Data supplied:
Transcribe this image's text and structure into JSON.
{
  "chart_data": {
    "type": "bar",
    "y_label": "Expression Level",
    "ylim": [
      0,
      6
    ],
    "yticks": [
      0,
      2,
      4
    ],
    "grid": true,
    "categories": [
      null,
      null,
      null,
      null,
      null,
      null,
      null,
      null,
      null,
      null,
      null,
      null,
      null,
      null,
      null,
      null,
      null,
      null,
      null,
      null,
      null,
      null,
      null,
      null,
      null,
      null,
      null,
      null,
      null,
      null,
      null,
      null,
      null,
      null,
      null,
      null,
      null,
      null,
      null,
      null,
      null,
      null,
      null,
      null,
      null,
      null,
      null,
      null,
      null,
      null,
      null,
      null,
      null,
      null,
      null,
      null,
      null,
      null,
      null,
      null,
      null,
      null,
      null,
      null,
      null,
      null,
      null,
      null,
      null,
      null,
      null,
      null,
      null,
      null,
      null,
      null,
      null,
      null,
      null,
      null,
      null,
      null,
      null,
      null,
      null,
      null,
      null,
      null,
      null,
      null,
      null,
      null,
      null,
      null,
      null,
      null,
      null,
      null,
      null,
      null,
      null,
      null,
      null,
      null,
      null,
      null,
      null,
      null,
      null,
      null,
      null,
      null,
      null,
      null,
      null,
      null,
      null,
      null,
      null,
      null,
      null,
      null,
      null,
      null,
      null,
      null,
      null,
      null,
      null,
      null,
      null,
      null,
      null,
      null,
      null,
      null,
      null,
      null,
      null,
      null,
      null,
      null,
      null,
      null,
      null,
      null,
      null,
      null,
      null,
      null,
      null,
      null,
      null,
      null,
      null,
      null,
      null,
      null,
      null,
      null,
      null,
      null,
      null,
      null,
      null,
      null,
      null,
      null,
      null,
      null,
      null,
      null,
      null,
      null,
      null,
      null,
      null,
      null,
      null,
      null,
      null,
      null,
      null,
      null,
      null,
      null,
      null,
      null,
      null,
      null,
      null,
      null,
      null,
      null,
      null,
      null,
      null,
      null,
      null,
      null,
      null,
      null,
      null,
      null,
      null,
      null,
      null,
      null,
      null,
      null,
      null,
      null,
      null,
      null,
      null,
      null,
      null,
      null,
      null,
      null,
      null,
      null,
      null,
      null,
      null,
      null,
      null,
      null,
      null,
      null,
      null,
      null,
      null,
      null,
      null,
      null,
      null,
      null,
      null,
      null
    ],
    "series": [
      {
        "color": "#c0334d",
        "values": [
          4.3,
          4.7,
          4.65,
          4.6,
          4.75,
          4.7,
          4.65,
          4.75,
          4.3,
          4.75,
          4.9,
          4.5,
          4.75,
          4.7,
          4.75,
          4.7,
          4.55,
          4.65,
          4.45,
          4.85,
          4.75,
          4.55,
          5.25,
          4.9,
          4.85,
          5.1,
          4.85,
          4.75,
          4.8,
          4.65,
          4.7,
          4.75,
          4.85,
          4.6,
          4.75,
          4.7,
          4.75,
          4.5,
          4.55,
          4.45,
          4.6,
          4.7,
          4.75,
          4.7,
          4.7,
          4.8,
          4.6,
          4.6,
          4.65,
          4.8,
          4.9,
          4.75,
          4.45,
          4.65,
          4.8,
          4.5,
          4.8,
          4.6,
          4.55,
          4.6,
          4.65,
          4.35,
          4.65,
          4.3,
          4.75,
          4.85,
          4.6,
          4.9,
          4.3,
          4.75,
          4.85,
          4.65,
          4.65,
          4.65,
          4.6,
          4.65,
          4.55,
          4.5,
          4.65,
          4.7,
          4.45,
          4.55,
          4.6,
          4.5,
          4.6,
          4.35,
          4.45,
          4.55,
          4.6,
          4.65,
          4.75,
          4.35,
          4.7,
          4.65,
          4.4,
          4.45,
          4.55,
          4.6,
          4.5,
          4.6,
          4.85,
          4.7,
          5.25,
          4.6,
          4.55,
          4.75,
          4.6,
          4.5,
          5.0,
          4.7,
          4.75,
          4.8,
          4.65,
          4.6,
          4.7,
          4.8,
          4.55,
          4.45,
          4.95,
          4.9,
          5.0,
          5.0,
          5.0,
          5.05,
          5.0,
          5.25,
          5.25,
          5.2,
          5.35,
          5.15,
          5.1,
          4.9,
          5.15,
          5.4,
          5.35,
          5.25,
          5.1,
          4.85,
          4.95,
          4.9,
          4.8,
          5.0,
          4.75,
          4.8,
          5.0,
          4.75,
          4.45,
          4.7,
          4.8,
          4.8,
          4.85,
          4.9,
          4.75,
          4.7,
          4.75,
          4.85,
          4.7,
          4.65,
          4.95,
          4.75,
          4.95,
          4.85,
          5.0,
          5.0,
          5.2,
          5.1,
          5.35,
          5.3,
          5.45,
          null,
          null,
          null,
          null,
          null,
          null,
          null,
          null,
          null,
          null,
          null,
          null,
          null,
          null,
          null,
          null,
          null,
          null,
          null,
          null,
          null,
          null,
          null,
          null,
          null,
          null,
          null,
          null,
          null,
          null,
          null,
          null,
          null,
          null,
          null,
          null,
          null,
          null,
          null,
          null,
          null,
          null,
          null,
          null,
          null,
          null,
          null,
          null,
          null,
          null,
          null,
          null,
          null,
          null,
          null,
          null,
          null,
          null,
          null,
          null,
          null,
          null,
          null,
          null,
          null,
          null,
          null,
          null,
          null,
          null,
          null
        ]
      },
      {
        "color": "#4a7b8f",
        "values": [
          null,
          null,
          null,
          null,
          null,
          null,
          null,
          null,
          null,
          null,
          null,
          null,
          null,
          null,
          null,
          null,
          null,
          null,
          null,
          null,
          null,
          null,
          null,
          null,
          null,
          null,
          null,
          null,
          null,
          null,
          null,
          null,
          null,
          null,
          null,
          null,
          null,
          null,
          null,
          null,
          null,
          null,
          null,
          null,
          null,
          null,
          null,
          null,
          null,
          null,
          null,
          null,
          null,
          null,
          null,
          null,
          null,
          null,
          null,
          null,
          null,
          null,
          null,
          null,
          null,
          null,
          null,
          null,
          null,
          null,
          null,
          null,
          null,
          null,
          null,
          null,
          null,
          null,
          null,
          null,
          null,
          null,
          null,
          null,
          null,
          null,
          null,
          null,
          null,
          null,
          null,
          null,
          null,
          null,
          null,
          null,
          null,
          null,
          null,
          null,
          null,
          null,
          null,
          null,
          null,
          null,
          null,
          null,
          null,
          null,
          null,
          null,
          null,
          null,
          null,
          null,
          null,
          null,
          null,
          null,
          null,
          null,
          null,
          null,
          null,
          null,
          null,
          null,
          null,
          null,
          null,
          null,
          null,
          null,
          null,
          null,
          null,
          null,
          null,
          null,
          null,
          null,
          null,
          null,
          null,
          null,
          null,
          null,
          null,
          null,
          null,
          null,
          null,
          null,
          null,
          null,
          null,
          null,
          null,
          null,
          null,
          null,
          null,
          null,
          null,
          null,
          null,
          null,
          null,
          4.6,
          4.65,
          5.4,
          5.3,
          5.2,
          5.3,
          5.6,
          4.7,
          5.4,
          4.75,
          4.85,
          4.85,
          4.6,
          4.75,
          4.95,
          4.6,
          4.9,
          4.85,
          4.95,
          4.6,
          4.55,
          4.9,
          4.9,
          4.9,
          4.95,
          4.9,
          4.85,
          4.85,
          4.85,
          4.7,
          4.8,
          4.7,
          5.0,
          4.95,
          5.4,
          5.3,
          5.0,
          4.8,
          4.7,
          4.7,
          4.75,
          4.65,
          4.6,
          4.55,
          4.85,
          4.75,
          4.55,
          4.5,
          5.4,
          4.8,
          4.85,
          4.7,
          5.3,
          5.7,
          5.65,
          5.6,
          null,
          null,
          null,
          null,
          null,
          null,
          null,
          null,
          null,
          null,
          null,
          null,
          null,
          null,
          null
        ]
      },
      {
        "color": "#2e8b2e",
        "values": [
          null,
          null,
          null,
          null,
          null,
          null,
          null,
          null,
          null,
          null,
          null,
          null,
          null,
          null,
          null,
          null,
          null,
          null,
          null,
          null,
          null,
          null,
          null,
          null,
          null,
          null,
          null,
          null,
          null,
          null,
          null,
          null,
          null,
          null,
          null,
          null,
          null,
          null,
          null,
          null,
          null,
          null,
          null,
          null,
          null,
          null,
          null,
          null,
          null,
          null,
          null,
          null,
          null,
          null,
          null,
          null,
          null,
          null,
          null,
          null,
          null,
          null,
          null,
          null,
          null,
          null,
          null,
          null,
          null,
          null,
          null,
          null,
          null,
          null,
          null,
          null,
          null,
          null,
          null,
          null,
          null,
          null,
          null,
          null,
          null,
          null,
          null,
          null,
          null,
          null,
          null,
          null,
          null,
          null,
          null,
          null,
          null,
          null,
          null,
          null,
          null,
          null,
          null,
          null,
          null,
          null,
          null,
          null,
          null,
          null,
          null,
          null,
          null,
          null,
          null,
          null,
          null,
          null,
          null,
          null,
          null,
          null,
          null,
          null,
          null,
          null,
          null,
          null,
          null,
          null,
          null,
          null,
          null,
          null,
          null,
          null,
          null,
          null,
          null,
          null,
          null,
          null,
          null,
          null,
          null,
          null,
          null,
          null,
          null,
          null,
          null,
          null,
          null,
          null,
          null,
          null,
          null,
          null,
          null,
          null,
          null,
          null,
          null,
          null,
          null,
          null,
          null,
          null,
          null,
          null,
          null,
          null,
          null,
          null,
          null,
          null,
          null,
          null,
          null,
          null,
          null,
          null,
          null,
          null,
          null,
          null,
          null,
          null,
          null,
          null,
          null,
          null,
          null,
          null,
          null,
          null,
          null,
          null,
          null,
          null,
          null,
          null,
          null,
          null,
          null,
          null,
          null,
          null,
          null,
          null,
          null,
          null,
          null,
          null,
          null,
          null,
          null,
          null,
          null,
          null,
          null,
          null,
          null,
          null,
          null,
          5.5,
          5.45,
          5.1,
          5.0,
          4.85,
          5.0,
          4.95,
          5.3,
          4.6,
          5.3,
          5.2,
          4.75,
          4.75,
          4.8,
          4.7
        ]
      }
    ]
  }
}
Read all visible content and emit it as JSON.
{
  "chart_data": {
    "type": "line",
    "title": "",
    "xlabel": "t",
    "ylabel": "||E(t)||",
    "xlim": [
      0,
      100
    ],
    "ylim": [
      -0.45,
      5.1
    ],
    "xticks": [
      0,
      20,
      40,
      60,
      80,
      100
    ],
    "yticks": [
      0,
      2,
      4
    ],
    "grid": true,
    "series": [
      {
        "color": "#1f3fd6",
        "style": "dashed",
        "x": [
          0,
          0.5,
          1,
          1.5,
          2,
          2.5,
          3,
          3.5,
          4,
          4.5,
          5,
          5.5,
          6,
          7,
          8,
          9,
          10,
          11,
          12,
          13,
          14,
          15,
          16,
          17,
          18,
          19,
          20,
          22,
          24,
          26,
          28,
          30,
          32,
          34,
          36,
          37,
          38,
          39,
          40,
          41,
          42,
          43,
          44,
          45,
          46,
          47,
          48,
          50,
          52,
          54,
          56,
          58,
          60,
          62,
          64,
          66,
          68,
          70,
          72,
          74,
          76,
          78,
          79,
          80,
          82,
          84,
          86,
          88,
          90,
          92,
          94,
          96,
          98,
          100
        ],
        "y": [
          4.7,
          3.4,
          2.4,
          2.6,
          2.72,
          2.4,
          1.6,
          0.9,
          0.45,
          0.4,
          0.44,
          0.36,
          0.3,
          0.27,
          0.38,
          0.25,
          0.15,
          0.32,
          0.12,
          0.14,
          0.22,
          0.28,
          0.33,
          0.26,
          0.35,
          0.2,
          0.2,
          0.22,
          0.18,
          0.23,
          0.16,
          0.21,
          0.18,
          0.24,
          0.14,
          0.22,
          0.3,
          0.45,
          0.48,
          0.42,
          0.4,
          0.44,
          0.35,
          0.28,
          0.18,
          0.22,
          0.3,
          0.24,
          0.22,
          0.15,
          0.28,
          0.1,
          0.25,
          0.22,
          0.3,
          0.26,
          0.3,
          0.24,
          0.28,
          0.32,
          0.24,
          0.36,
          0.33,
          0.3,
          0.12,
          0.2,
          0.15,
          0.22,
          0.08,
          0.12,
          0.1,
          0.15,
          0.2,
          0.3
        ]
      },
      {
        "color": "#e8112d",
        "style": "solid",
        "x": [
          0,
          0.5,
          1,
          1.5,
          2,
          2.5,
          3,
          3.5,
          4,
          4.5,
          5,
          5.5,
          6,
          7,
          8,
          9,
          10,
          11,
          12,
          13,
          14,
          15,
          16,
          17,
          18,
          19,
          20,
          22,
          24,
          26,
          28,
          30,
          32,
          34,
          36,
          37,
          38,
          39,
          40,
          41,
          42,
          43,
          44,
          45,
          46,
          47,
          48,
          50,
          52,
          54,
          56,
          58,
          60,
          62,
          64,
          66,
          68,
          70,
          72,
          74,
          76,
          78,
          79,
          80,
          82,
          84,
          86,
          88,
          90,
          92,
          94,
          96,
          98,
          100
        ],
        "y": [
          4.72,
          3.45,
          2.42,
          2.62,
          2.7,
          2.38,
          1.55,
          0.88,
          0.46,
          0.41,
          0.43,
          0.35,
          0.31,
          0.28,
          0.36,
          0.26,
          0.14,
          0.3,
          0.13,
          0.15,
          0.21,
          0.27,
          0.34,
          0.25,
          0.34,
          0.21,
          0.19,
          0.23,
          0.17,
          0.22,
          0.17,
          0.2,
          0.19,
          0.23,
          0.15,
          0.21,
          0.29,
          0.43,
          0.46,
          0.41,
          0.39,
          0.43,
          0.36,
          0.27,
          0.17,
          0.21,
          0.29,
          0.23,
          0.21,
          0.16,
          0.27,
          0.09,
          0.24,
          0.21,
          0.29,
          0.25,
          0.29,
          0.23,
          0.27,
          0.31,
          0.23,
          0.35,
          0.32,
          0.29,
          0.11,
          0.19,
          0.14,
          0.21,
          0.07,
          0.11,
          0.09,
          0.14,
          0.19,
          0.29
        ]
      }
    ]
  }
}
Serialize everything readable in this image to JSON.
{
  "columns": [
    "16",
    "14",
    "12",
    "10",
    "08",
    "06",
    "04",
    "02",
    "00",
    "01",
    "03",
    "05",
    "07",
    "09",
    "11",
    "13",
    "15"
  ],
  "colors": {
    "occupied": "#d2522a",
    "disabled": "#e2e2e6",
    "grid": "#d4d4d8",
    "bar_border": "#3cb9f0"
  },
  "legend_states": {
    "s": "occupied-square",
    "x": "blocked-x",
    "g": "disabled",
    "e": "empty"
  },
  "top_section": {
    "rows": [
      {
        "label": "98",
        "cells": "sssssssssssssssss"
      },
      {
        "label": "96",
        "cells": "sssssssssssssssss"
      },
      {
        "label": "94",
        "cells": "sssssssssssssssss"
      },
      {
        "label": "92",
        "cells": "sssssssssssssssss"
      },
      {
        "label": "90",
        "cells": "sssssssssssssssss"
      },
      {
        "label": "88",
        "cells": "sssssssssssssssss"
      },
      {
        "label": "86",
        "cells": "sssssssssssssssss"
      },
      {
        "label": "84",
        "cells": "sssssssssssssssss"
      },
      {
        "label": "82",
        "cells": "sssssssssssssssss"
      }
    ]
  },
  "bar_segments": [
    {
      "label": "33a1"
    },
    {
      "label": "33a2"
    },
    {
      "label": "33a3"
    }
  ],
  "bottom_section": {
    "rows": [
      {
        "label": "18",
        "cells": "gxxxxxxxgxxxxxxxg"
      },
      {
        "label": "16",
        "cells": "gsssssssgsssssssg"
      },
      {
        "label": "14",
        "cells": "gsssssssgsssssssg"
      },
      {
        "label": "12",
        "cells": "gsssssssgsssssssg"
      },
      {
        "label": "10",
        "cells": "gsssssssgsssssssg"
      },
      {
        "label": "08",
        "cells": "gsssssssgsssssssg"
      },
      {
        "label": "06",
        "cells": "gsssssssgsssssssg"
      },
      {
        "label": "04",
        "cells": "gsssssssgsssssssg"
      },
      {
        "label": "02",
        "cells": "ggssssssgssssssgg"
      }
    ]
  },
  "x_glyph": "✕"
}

Your objective: Locate the word "image" in the records and collect each line it appears in.

Response for this exercise:
Transcribe this image's text and structure into JSON.
Serialize everything readable in this image to JSON.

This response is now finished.